Records contained in a dataset
━━━
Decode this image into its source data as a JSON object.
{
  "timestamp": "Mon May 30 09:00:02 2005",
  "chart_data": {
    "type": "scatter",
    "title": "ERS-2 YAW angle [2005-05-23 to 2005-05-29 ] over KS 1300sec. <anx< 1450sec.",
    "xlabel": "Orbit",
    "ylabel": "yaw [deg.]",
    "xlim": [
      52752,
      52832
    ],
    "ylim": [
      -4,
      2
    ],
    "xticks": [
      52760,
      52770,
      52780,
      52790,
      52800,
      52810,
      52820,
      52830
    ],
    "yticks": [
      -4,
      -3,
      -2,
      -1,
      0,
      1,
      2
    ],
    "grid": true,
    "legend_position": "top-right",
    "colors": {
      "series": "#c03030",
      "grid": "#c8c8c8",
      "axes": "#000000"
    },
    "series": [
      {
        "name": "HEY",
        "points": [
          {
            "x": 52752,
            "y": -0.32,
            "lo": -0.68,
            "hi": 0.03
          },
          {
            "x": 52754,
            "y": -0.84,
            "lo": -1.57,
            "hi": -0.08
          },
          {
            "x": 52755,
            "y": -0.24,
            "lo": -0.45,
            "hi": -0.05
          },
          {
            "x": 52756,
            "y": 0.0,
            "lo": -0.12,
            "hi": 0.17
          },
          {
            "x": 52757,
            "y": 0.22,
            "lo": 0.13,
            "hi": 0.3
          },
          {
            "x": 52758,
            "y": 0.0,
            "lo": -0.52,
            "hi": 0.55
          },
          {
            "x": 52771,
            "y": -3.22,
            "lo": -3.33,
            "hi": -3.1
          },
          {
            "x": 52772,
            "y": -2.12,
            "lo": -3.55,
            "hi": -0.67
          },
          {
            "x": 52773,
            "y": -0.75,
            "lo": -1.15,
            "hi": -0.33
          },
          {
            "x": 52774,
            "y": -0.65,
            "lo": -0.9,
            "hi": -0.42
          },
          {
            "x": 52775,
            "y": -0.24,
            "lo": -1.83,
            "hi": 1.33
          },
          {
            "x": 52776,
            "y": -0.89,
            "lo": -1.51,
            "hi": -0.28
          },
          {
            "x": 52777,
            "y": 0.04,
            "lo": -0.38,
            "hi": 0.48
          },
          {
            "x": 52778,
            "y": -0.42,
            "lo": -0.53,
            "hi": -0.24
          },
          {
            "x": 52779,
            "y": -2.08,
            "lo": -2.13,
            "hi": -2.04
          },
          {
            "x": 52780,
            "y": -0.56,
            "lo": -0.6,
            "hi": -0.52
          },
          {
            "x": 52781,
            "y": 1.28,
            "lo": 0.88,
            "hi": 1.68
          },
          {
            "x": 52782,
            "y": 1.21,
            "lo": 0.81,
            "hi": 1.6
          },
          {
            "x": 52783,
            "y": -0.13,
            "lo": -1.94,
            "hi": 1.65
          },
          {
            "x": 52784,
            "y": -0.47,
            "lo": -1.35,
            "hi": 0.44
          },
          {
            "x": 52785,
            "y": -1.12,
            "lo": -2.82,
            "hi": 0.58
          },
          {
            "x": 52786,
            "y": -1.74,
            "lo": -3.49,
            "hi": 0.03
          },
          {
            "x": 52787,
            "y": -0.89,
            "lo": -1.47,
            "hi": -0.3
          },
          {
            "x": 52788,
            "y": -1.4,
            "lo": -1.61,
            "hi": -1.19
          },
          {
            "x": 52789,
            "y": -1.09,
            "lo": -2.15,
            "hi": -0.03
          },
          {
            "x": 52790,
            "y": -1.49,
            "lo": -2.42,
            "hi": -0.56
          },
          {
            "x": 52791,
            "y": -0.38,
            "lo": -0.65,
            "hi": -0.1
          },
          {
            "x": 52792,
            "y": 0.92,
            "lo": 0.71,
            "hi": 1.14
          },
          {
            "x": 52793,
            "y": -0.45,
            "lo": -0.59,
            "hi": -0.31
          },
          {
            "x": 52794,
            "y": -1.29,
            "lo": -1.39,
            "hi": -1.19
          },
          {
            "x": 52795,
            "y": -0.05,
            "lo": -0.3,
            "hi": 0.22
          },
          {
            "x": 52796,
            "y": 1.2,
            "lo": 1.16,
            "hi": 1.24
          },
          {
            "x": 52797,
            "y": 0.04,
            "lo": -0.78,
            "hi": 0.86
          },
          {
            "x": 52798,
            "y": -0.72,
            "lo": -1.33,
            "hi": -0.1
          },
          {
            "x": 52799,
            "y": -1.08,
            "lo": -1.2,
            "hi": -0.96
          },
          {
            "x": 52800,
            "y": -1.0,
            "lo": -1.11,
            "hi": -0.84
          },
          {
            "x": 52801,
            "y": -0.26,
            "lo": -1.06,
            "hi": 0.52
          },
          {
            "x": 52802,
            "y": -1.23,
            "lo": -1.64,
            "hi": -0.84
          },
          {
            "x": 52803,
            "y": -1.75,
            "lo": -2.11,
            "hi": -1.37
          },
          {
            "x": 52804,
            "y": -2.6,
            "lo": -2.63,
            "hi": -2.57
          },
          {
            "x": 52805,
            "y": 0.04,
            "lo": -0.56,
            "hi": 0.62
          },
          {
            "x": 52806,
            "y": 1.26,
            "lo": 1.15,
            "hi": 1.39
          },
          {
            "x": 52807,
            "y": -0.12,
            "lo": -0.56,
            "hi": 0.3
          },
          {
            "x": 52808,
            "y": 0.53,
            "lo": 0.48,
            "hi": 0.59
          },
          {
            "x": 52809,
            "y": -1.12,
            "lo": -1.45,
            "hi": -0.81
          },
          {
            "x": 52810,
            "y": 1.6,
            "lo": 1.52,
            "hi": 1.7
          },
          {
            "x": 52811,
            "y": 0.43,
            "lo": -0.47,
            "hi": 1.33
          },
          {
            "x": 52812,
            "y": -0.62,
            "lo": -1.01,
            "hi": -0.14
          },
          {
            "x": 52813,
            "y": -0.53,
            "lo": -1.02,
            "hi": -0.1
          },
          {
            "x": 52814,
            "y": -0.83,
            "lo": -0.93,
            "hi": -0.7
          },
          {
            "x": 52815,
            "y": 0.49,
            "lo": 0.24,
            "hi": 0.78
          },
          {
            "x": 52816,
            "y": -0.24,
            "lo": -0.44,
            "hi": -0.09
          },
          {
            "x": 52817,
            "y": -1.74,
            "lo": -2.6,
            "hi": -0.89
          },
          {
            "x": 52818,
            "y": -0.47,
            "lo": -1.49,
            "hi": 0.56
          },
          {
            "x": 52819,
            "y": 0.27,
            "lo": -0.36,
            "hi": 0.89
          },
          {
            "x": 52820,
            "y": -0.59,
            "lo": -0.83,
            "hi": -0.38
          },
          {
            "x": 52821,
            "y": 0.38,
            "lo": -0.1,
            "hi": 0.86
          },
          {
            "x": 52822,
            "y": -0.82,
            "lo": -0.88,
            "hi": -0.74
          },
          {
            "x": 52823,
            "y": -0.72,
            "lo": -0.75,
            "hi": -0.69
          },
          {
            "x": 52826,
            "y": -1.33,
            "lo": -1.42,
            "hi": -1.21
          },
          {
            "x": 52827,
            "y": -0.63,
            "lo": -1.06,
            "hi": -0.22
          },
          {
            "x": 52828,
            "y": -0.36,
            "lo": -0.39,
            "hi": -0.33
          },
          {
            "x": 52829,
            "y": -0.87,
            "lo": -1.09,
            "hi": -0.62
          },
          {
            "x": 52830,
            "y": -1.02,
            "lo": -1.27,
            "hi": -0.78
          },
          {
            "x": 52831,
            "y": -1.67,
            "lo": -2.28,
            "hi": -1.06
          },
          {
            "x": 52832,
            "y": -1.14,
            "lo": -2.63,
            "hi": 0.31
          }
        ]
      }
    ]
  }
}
━━━
» **TASK TO CARRY OUT**
Quote the whole listing above, leaving nothing out.

» **OUTPUT OF THE EXERCISE**
Decode this image into its source data as a JSON object.
{
  "timestamp": "Mon May 30 09:00:02 2005",
  "chart_data": {
    "type": "scatter",
    "title": "ERS-2 YAW angle [2005-05-23 to 2005-05-29 ] over KS 1300sec. <anx< 1450sec.",
    "xlabel": "Orbit",
    "ylabel": "yaw [deg.]",
    "xlim": [
      52752,
      52832
    ],
    "ylim": [
      -4,
      2
    ],
    "xticks": [
      52760,
      52770,
      52780,
      52790,
      52800,
      52810,
      52820,
      52830
    ],
    "yticks": [
      -4,
      -3,
      -2,
      -1,
      0,
      1,
      2
    ],
    "grid": true,
    "legend_position": "top-right",
    "colors": {
      "series": "#c03030",
      "grid": "#c8c8c8",
      "axes": "#000000"
    },
    "series": [
      {
        "name": "HEY",
        "points": [
          {
            "x": 52752,
            "y": -0.32,
            "lo": -0.68,
            "hi": 0.03
          },
          {
            "x": 52754,
            "y": -0.84,
            "lo": -1.57,
            "hi": -0.08
          },
          {
            "x": 52755,
            "y": -0.24,
            "lo": -0.45,
            "hi": -0.05
          },
          {
            "x": 52756,
            "y": 0.0,
            "lo": -0.12,
            "hi": 0.17
          },
          {
            "x": 52757,
            "y": 0.22,
            "lo": 0.13,
            "hi": 0.3
          },
          {
            "x": 52758,
            "y": 0.0,
            "lo": -0.52,
            "hi": 0.55
          },
          {
            "x": 52771,
            "y": -3.22,
            "lo": -3.33,
            "hi": -3.1
          },
          {
            "x": 52772,
            "y": -2.12,
            "lo": -3.55,
            "hi": -0.67
          },
          {
            "x": 52773,
            "y": -0.75,
            "lo": -1.15,
            "hi": -0.33
          },
          {
            "x": 52774,
            "y": -0.65,
            "lo": -0.9,
            "hi": -0.42
          },
          {
            "x": 52775,
            "y": -0.24,
            "lo": -1.83,
            "hi": 1.33
          },
          {
            "x": 52776,
            "y": -0.89,
            "lo": -1.51,
            "hi": -0.28
          },
          {
            "x": 52777,
            "y": 0.04,
            "lo": -0.38,
            "hi": 0.48
          },
          {
            "x": 52778,
            "y": -0.42,
            "lo": -0.53,
            "hi": -0.24
          },
          {
            "x": 52779,
            "y": -2.08,
            "lo": -2.13,
            "hi": -2.04
          },
          {
            "x": 52780,
            "y": -0.56,
            "lo": -0.6,
            "hi": -0.52
          },
          {
            "x": 52781,
            "y": 1.28,
            "lo": 0.88,
            "hi": 1.68
          },
          {
            "x": 52782,
            "y": 1.21,
            "lo": 0.81,
            "hi": 1.6
          },
          {
            "x": 52783,
            "y": -0.13,
            "lo": -1.94,
            "hi": 1.65
          },
          {
            "x": 52784,
            "y": -0.47,
            "lo": -1.35,
            "hi": 0.44
          },
          {
            "x": 52785,
            "y": -1.12,
            "lo": -2.82,
            "hi": 0.58
          },
          {
            "x": 52786,
            "y": -1.74,
            "lo": -3.49,
            "hi": 0.03
          },
          {
            "x": 52787,
            "y": -0.89,
            "lo": -1.47,
            "hi": -0.3
          },
          {
            "x": 52788,
            "y": -1.4,
            "lo": -1.61,
            "hi": -1.19
          },
          {
            "x": 52789,
            "y": -1.09,
            "lo": -2.15,
            "hi": -0.03
          },
          {
            "x": 52790,
            "y": -1.49,
            "lo": -2.42,
            "hi": -0.56
          },
          {
            "x": 52791,
            "y": -0.38,
            "lo": -0.65,
            "hi": -0.1
          },
          {
            "x": 52792,
            "y": 0.92,
            "lo": 0.71,
            "hi": 1.14
          },
          {
            "x": 52793,
            "y": -0.45,
            "lo": -0.59,
            "hi": -0.31
          },
          {
            "x": 52794,
            "y": -1.29,
            "lo": -1.39,
            "hi": -1.19
          },
          {
            "x": 52795,
            "y": -0.05,
            "lo": -0.3,
            "hi": 0.22
          },
          {
            "x": 52796,
            "y": 1.2,
            "lo": 1.16,
            "hi": 1.24
          },
          {
            "x": 52797,
            "y": 0.04,
            "lo": -0.78,
            "hi": 0.86
          },
          {
            "x": 52798,
            "y": -0.72,
            "lo": -1.33,
            "hi": -0.1
          },
          {
            "x": 52799,
            "y": -1.08,
            "lo": -1.2,
            "hi": -0.96
          },
          {
            "x": 52800,
            "y": -1.0,
            "lo": -1.11,
            "hi": -0.84
          },
          {
            "x": 52801,
            "y": -0.26,
            "lo": -1.06,
            "hi": 0.52
          },
          {
            "x": 52802,
            "y": -1.23,
            "lo": -1.64,
            "hi": -0.84
          },
          {
            "x": 52803,
            "y": -1.75,
            "lo": -2.11,
            "hi": -1.37
          },
          {
            "x": 52804,
            "y": -2.6,
            "lo": -2.63,
            "hi": -2.57
          },
          {
            "x": 52805,
            "y": 0.04,
            "lo": -0.56,
            "hi": 0.62
          },
          {
            "x": 52806,
            "y": 1.26,
            "lo": 1.15,
            "hi": 1.39
          },
          {
            "x": 52807,
            "y": -0.12,
            "lo": -0.56,
            "hi": 0.3
          },
          {
            "x": 52808,
            "y": 0.53,
            "lo": 0.48,
            "hi": 0.59
          },
          {
            "x": 52809,
            "y": -1.12,
            "lo": -1.45,
            "hi": -0.81
          },
          {
            "x": 52810,
            "y": 1.6,
            "lo": 1.52,
            "hi": 1.7
          },
          {
            "x": 52811,
            "y": 0.43,
            "lo": -0.47,
            "hi": 1.33
          },
          {
            "x": 52812,
            "y": -0.62,
            "lo": -1.01,
            "hi": -0.14
          },
          {
            "x": 52813,
            "y": -0.53,
            "lo": -1.02,
            "hi": -0.1
          },
          {
            "x": 52814,
            "y": -0.83,
            "lo": -0.93,
            "hi": -0.7
          },
          {
            "x": 52815,
            "y": 0.49,
            "lo": 0.24,
            "hi": 0.78
          },
          {
            "x": 52816,
            "y": -0.24,
            "lo": -0.44,
            "hi": -0.09
          },
          {
            "x": 52817,
            "y": -1.74,
            "lo": -2.6,
            "hi": -0.89
          },
          {
            "x": 52818,
            "y": -0.47,
            "lo": -1.49,
            "hi": 0.56
          },
          {
            "x": 52819,
            "y": 0.27,
            "lo": -0.36,
            "hi": 0.89
          },
          {
            "x": 52820,
            "y": -0.59,
            "lo": -0.83,
            "hi": -0.38
          },
          {
            "x": 52821,
            "y": 0.38,
            "lo": -0.1,
            "hi": 0.86
          },
          {
            "x": 52822,
            "y": -0.82,
            "lo": -0.88,
            "hi": -0.74
          },
          {
            "x": 52823,
            "y": -0.72,
            "lo": -0.75,
            "hi": -0.69
          },
          {
            "x": 52826,
            "y": -1.33,
            "lo": -1.42,
            "hi": -1.21
          },
          {
            "x": 52827,
            "y": -0.63,
            "lo": -1.06,
            "hi": -0.22
          },
          {
            "x": 52828,
            "y": -0.36,
            "lo": -0.39,
            "hi": -0.33
          },
          {
            "x": 52829,
            "y": -0.87,
            "lo": -1.09,
            "hi": -0.62
          },
          {
            "x": 52830,
            "y": -1.02,
            "lo": -1.27,
            "hi": -0.78
          },
          {
            "x": 52831,
            "y": -1.67,
            "lo": -2.28,
            "hi": -1.06
          },
          {
            "x": 52832,
            "y": -1.14,
            "lo": -2.63,
            "hi": 0.31
          }
        ]
      }
    ]
  }
}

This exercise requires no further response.